[START]

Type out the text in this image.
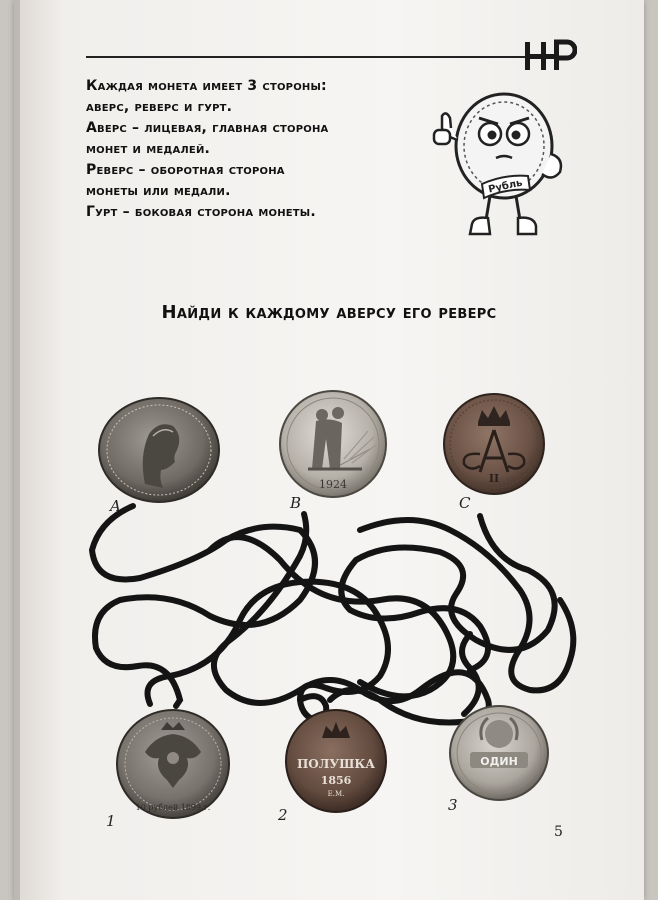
Каждая монета имеет 3 стороны:
аверс, реверс и гурт.
Аверс – лицевая, главная сторона
монет и медалей.
Реверс – оборотная сторона
монеты или медали.
Гурт – боковая сторона монеты.
Рубль
Найди к каждому аверсу его реверс
A
1924
B
II
C
10 рублей 1899 г.
1
ПОЛУШКА
1856
Е.М.
2
ОДИН
3
5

[END]

The task: Repeat the listing above exactly, with no pictures.

Solution:
Type out the text in this image.
Каждая монета имеет 3 стороны:
аверс, реверс и гурт.
Аверс – лицевая, главная сторона
монет и медалей.
Реверс – оборотная сторона
монеты или медали.
Гурт – боковая сторона монеты.
Рубль
Найди к каждому аверсу его реверс
A
1924
B
II
C
10 рублей 1899 г.
1
ПОЛУШКА
1856
Е.М.
2
ОДИН
3
5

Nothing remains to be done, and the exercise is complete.